▶ Work instructions:
Output all of the entries below precisely as written.

========

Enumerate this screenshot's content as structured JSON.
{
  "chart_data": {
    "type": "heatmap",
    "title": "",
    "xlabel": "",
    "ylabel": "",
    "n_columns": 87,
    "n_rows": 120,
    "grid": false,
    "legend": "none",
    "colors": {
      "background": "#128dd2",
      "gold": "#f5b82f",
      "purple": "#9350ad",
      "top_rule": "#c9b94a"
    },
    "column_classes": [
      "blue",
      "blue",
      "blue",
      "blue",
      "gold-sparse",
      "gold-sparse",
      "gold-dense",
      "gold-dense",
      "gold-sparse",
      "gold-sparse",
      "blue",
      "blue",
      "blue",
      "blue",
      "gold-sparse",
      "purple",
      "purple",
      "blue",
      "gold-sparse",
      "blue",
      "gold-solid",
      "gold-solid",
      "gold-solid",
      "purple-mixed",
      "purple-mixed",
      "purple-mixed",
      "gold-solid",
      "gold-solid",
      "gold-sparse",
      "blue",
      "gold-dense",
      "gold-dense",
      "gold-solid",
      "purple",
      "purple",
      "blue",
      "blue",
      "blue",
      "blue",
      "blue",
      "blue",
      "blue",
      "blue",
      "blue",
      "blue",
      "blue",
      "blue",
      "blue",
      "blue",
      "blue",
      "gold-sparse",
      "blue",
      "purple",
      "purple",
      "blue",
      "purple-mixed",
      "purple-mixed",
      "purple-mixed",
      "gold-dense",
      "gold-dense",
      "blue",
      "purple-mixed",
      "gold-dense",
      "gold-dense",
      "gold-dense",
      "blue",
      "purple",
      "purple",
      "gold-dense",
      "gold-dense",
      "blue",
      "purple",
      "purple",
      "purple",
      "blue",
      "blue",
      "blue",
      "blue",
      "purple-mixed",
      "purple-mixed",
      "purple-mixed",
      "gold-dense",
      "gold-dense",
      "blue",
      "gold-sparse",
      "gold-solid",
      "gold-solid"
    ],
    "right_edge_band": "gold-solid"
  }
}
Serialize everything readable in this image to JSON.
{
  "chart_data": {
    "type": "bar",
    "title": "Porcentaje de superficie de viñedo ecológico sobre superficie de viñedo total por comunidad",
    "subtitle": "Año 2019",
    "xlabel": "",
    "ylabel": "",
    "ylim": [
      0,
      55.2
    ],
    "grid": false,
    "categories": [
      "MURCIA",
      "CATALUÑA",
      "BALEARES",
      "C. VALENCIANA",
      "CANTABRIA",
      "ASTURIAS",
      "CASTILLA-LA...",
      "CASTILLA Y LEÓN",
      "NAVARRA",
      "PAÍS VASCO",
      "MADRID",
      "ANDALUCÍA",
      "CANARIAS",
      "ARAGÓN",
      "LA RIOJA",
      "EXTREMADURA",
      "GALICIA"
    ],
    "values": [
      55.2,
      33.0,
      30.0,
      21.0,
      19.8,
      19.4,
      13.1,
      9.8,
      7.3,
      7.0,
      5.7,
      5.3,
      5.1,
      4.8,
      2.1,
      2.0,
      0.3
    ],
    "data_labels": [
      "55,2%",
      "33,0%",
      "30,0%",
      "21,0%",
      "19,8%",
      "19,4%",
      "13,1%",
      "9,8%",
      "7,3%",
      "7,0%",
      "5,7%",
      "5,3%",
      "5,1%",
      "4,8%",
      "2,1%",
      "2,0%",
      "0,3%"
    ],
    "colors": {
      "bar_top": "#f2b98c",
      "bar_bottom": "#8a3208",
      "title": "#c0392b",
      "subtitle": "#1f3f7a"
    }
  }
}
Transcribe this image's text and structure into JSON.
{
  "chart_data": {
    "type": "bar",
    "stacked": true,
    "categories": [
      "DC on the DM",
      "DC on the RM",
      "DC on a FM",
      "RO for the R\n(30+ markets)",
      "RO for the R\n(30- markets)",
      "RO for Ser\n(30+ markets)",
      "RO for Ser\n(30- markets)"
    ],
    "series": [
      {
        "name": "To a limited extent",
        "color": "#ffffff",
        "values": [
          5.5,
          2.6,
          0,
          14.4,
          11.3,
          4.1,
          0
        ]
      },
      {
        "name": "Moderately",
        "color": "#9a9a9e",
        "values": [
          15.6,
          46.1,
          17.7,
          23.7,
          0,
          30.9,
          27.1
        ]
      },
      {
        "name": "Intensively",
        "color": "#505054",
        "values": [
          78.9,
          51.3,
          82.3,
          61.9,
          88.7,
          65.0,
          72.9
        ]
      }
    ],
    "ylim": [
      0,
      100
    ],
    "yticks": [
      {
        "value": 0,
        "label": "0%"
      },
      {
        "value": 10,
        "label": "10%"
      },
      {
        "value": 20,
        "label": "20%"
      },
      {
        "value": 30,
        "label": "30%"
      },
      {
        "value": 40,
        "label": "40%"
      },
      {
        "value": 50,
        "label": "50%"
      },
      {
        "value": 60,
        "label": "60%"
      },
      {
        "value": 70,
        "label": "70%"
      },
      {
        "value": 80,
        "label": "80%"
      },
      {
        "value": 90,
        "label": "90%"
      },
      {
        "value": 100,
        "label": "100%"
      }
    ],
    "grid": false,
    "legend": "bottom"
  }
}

========

▶ Expected answer:
Enumerate this screenshot's content as structured JSON.
{
  "chart_data": {
    "type": "heatmap",
    "title": "",
    "xlabel": "",
    "ylabel": "",
    "n_columns": 87,
    "n_rows": 120,
    "grid": false,
    "legend": "none",
    "colors": {
      "background": "#128dd2",
      "gold": "#f5b82f",
      "purple": "#9350ad",
      "top_rule": "#c9b94a"
    },
    "column_classes": [
      "blue",
      "blue",
      "blue",
      "blue",
      "gold-sparse",
      "gold-sparse",
      "gold-dense",
      "gold-dense",
      "gold-sparse",
      "gold-sparse",
      "blue",
      "blue",
      "blue",
      "blue",
      "gold-sparse",
      "purple",
      "purple",
      "blue",
      "gold-sparse",
      "blue",
      "gold-solid",
      "gold-solid",
      "gold-solid",
      "purple-mixed",
      "purple-mixed",
      "purple-mixed",
      "gold-solid",
      "gold-solid",
      "gold-sparse",
      "blue",
      "gold-dense",
      "gold-dense",
      "gold-solid",
      "purple",
      "purple",
      "blue",
      "blue",
      "blue",
      "blue",
      "blue",
      "blue",
      "blue",
      "blue",
      "blue",
      "blue",
      "blue",
      "blue",
      "blue",
      "blue",
      "blue",
      "gold-sparse",
      "blue",
      "purple",
      "purple",
      "blue",
      "purple-mixed",
      "purple-mixed",
      "purple-mixed",
      "gold-dense",
      "gold-dense",
      "blue",
      "purple-mixed",
      "gold-dense",
      "gold-dense",
      "gold-dense",
      "blue",
      "purple",
      "purple",
      "gold-dense",
      "gold-dense",
      "blue",
      "purple",
      "purple",
      "purple",
      "blue",
      "blue",
      "blue",
      "blue",
      "purple-mixed",
      "purple-mixed",
      "purple-mixed",
      "gold-dense",
      "gold-dense",
      "blue",
      "gold-sparse",
      "gold-solid",
      "gold-solid"
    ],
    "right_edge_band": "gold-solid"
  }
}
Serialize everything readable in this image to JSON.
{
  "chart_data": {
    "type": "bar",
    "title": "Porcentaje de superficie de viñedo ecológico sobre superficie de viñedo total por comunidad",
    "subtitle": "Año 2019",
    "xlabel": "",
    "ylabel": "",
    "ylim": [
      0,
      55.2
    ],
    "grid": false,
    "categories": [
      "MURCIA",
      "CATALUÑA",
      "BALEARES",
      "C. VALENCIANA",
      "CANTABRIA",
      "ASTURIAS",
      "CASTILLA-LA...",
      "CASTILLA Y LEÓN",
      "NAVARRA",
      "PAÍS VASCO",
      "MADRID",
      "ANDALUCÍA",
      "CANARIAS",
      "ARAGÓN",
      "LA RIOJA",
      "EXTREMADURA",
      "GALICIA"
    ],
    "values": [
      55.2,
      33.0,
      30.0,
      21.0,
      19.8,
      19.4,
      13.1,
      9.8,
      7.3,
      7.0,
      5.7,
      5.3,
      5.1,
      4.8,
      2.1,
      2.0,
      0.3
    ],
    "data_labels": [
      "55,2%",
      "33,0%",
      "30,0%",
      "21,0%",
      "19,8%",
      "19,4%",
      "13,1%",
      "9,8%",
      "7,3%",
      "7,0%",
      "5,7%",
      "5,3%",
      "5,1%",
      "4,8%",
      "2,1%",
      "2,0%",
      "0,3%"
    ],
    "colors": {
      "bar_top": "#f2b98c",
      "bar_bottom": "#8a3208",
      "title": "#c0392b",
      "subtitle": "#1f3f7a"
    }
  }
}
Transcribe this image's text and structure into JSON.
{
  "chart_data": {
    "type": "bar",
    "stacked": true,
    "categories": [
      "DC on the DM",
      "DC on the RM",
      "DC on a FM",
      "RO for the R\n(30+ markets)",
      "RO for the R\n(30- markets)",
      "RO for Ser\n(30+ markets)",
      "RO for Ser\n(30- markets)"
    ],
    "series": [
      {
        "name": "To a limited extent",
        "color": "#ffffff",
        "values": [
          5.5,
          2.6,
          0,
          14.4,
          11.3,
          4.1,
          0
        ]
      },
      {
        "name": "Moderately",
        "color": "#9a9a9e",
        "values": [
          15.6,
          46.1,
          17.7,
          23.7,
          0,
          30.9,
          27.1
        ]
      },
      {
        "name": "Intensively",
        "color": "#505054",
        "values": [
          78.9,
          51.3,
          82.3,
          61.9,
          88.7,
          65.0,
          72.9
        ]
      }
    ],
    "ylim": [
      0,
      100
    ],
    "yticks": [
      {
        "value": 0,
        "label": "0%"
      },
      {
        "value": 10,
        "label": "10%"
      },
      {
        "value": 20,
        "label": "20%"
      },
      {
        "value": 30,
        "label": "30%"
      },
      {
        "value": 40,
        "label": "40%"
      },
      {
        "value": 50,
        "label": "50%"
      },
      {
        "value": 60,
        "label": "60%"
      },
      {
        "value": 70,
        "label": "70%"
      },
      {
        "value": 80,
        "label": "80%"
      },
      {
        "value": 90,
        "label": "90%"
      },
      {
        "value": 100,
        "label": "100%"
      }
    ],
    "grid": false,
    "legend": "bottom"
  }
}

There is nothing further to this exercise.